[Items from a dataset]
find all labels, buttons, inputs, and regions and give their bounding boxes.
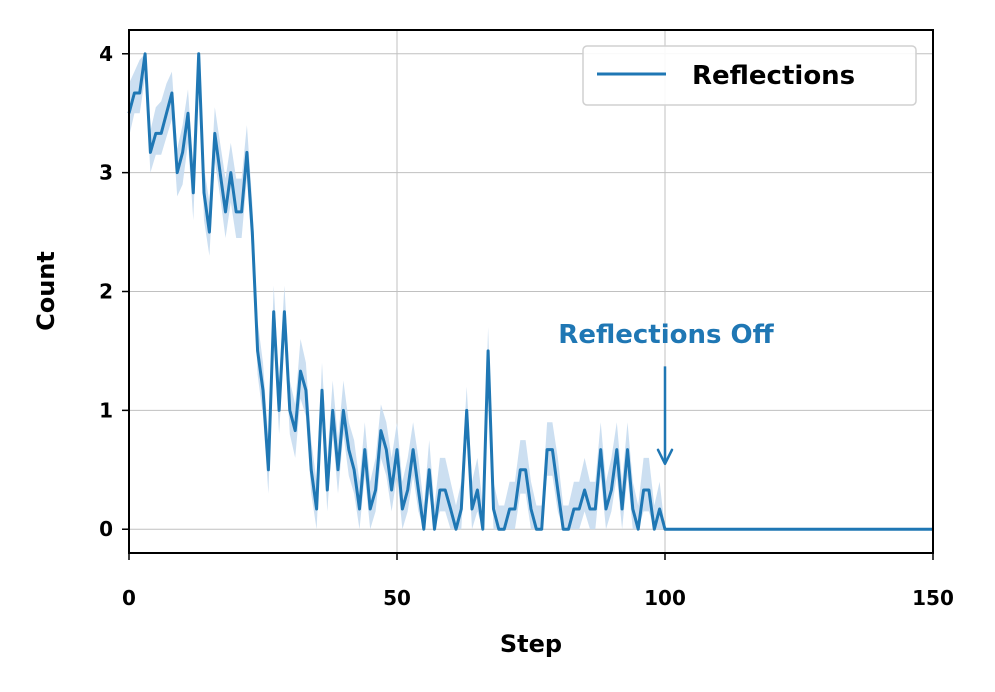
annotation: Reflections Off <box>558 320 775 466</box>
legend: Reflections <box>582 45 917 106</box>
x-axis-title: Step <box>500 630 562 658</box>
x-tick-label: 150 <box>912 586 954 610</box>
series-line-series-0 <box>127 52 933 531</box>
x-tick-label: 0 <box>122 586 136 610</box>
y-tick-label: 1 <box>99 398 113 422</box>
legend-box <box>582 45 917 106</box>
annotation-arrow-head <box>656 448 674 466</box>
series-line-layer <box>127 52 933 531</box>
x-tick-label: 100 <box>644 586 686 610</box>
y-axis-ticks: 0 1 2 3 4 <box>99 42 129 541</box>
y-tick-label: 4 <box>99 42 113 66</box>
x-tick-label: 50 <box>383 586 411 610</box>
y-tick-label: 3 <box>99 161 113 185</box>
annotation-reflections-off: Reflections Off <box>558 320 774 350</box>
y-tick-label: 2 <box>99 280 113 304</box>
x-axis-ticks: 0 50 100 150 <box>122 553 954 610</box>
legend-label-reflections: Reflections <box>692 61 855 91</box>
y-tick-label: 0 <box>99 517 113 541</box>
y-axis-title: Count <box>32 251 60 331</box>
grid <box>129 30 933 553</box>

Stated problem: Return every line of the material above word for word, but leave out the pictures.

Solution to this problem:
find all labels, buttons, inputs, and regions and give their bounding boxes.
annotation: Reflections Off <box>558 320 775 466</box>
legend: Reflections <box>582 45 917 106</box>
x-axis-title: Step <box>500 630 562 658</box>
x-tick-label: 150 <box>912 586 954 610</box>
series-line-series-0 <box>127 52 933 531</box>
x-tick-label: 0 <box>122 586 136 610</box>
y-tick-label: 1 <box>99 398 113 422</box>
legend-box <box>582 45 917 106</box>
annotation-arrow-head <box>656 448 674 466</box>
series-line-layer <box>127 52 933 531</box>
x-tick-label: 100 <box>644 586 686 610</box>
y-axis-ticks: 0 1 2 3 4 <box>99 42 129 541</box>
y-tick-label: 4 <box>99 42 113 66</box>
x-tick-label: 50 <box>383 586 411 610</box>
y-tick-label: 3 <box>99 161 113 185</box>
annotation-reflections-off: Reflections Off <box>558 320 774 350</box>
y-tick-label: 2 <box>99 280 113 304</box>
x-axis-ticks: 0 50 100 150 <box>122 553 954 610</box>
legend-label-reflections: Reflections <box>692 61 855 91</box>
y-tick-label: 0 <box>99 517 113 541</box>
y-axis-title: Count <box>32 251 60 331</box>
grid <box>129 30 933 553</box>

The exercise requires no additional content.